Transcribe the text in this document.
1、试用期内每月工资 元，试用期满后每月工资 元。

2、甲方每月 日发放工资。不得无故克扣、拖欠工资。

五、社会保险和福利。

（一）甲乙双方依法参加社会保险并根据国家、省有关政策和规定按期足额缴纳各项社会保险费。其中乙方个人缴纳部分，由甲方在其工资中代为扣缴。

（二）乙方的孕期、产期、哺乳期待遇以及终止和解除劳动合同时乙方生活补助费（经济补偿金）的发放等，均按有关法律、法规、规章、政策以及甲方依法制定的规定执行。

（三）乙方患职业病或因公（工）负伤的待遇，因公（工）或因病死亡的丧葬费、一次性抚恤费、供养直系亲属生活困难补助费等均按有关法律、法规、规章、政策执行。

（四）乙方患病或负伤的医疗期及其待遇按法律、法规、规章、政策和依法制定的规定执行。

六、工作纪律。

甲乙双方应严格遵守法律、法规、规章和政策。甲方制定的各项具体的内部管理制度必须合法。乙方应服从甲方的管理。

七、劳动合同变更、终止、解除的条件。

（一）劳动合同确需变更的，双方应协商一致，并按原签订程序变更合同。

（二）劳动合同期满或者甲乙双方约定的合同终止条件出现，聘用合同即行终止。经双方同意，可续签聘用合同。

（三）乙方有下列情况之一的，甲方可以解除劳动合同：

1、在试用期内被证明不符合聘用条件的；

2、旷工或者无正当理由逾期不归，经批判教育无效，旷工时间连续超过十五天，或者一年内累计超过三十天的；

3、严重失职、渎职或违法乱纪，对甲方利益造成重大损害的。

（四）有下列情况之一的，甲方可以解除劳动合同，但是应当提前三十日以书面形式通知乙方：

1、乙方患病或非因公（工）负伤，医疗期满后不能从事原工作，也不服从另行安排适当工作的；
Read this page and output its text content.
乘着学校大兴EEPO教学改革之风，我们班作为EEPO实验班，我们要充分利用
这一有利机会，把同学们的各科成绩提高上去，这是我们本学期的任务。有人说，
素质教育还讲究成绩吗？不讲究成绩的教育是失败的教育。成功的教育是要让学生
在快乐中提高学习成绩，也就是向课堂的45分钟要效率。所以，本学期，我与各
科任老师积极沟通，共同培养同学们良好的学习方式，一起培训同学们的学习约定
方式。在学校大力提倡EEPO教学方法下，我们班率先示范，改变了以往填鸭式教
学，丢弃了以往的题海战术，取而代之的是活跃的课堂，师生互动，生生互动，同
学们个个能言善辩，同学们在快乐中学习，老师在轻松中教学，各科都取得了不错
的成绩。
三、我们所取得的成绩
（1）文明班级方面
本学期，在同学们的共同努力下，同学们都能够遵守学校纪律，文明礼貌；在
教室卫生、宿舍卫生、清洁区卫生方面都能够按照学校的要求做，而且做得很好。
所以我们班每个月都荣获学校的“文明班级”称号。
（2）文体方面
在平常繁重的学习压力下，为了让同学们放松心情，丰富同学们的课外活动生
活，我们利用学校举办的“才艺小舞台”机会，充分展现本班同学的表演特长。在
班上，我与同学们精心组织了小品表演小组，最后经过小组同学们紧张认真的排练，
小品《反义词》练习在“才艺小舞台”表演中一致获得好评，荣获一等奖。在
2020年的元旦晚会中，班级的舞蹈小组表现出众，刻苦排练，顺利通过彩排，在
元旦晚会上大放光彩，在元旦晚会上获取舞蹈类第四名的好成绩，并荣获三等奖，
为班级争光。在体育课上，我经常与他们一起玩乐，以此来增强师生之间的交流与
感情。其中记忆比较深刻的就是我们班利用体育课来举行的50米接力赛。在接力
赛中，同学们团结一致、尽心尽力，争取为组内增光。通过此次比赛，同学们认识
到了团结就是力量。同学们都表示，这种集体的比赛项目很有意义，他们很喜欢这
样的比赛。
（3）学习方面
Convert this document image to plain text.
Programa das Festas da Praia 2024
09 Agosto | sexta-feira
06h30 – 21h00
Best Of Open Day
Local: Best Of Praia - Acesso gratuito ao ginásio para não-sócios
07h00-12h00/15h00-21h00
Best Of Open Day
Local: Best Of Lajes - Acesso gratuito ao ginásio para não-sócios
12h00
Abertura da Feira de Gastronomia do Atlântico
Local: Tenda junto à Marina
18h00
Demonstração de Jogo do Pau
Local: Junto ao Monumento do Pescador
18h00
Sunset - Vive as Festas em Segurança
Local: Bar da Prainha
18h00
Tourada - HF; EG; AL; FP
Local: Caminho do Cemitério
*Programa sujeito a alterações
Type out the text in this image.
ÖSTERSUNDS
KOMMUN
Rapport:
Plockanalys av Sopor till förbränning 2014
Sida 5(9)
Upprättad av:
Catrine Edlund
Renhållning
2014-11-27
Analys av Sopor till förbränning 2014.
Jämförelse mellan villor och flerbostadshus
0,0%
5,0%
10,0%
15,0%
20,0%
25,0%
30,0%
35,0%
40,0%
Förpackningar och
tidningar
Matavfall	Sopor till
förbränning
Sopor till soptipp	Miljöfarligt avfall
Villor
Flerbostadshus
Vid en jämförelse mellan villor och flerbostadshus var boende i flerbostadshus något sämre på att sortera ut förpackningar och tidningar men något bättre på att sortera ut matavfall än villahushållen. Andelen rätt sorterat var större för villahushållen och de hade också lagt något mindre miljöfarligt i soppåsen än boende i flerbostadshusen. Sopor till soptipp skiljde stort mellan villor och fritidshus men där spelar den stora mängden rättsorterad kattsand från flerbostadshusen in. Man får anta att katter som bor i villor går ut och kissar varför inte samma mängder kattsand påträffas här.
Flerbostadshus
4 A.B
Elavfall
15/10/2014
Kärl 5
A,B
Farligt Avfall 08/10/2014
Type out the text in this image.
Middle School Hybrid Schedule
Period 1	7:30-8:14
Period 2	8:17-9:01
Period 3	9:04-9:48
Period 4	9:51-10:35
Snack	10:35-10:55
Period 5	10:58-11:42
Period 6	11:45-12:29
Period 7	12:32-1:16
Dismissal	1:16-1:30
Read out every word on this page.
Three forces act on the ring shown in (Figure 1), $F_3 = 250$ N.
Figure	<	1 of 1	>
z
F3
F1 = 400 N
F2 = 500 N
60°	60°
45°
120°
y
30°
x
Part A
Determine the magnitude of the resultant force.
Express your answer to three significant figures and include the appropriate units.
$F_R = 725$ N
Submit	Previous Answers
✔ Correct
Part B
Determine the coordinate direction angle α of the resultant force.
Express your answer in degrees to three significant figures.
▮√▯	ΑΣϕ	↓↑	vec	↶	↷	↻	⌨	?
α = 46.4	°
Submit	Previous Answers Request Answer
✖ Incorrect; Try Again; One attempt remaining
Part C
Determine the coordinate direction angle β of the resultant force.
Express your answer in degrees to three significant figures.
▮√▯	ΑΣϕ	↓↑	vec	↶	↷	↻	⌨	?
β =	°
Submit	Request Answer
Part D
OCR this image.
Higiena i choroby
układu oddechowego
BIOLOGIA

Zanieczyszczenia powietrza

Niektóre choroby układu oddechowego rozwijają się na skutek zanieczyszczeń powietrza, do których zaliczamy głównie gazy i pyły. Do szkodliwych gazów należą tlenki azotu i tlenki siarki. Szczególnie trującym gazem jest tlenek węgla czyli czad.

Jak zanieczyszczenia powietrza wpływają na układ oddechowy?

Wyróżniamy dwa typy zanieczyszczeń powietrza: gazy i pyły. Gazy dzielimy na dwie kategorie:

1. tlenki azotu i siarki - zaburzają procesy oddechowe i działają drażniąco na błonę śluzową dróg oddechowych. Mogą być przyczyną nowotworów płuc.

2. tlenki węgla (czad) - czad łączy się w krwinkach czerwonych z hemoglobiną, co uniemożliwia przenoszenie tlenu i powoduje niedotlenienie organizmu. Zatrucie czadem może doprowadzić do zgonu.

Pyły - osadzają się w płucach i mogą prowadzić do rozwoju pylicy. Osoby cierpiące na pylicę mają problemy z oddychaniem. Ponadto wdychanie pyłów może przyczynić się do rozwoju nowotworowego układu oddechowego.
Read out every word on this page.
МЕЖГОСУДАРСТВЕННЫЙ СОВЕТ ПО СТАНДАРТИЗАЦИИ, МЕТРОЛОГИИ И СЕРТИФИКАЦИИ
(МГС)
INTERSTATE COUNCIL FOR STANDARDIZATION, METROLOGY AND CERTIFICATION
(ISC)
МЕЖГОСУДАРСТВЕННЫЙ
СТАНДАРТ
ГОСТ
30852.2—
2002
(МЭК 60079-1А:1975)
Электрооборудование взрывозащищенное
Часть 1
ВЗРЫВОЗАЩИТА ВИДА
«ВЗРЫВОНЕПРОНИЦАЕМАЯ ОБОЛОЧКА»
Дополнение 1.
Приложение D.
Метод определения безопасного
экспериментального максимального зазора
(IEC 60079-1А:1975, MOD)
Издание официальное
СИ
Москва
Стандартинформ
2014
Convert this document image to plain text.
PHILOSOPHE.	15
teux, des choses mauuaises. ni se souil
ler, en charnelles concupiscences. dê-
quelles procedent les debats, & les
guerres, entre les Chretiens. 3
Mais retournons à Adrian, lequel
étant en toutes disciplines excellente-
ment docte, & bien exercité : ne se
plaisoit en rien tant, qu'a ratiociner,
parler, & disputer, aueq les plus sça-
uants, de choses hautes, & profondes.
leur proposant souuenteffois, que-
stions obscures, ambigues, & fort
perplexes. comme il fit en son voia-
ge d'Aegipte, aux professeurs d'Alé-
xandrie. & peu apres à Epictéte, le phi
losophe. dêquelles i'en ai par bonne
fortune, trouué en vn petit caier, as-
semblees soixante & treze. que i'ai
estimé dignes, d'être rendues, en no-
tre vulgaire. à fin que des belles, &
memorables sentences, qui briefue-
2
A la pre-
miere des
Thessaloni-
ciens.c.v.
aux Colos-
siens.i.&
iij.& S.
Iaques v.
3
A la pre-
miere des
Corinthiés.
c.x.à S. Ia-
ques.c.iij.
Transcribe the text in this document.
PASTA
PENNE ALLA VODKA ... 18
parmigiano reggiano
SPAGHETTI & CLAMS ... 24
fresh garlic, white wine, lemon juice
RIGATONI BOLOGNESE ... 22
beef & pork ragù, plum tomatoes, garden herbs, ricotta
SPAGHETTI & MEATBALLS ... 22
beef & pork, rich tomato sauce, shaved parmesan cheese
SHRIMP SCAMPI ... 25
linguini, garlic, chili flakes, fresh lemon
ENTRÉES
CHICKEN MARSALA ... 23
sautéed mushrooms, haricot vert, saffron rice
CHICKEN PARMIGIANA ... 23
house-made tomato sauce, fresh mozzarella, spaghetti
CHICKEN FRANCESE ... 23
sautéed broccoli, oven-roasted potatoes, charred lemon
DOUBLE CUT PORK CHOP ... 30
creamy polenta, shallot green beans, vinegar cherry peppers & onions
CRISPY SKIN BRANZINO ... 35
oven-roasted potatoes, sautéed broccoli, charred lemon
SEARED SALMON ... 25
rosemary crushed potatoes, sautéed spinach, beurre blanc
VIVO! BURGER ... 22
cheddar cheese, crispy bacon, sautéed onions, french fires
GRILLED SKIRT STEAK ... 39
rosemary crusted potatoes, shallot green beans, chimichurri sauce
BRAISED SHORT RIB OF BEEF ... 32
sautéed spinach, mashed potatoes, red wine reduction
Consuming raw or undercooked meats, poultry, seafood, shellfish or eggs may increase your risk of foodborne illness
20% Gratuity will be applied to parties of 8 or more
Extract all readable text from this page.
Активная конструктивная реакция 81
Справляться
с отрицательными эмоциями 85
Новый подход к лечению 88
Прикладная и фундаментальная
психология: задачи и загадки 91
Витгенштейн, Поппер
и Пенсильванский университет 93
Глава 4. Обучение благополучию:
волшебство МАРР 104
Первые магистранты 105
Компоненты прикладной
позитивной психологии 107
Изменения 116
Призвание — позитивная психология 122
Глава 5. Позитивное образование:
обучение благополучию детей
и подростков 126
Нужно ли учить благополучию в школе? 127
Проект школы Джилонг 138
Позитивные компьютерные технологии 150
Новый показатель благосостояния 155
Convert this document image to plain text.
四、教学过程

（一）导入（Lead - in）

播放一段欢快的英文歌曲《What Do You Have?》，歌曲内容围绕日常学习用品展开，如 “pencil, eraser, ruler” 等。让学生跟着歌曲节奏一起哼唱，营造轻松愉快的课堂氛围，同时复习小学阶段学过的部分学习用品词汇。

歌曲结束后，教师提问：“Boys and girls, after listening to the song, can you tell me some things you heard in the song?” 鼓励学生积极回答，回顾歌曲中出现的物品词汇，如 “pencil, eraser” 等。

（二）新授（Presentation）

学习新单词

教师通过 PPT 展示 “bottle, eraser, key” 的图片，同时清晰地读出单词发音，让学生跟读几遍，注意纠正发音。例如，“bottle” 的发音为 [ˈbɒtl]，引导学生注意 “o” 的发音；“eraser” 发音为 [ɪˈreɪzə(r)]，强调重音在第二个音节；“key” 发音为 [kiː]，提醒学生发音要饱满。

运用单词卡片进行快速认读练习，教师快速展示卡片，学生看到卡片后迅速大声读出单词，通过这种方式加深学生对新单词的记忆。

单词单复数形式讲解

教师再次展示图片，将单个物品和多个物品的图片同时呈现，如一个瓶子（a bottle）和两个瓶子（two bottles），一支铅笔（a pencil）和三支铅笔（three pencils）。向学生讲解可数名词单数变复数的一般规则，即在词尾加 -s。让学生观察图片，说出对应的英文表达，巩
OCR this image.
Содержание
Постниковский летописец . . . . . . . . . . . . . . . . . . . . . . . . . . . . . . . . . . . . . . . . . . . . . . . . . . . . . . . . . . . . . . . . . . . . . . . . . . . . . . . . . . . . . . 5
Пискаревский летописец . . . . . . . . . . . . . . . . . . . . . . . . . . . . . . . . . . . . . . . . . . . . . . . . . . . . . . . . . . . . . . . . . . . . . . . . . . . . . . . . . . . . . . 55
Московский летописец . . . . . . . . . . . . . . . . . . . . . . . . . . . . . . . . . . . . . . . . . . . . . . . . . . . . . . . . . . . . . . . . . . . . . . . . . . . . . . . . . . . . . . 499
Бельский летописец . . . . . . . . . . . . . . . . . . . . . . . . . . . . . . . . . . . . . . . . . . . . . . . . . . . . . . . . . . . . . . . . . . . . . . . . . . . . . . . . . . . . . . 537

========

Look through the entries above and list every line containing "zanieczyszczeń".

Niektóre choroby układu oddechowego rozwijają się na skutek zanieczyszczeń powietrza, do których zaliczamy głównie gazy i pyły. Do szkodliwych gazów należą tlenki azotu i tlenki siarki. Szczególnie trującym gazem jest tlenek węgla czyli czad.
Wyróżniamy dwa typy zanieczyszczeń powietrza: gazy i pyły. Gazy dzielimy na dwie kategorie:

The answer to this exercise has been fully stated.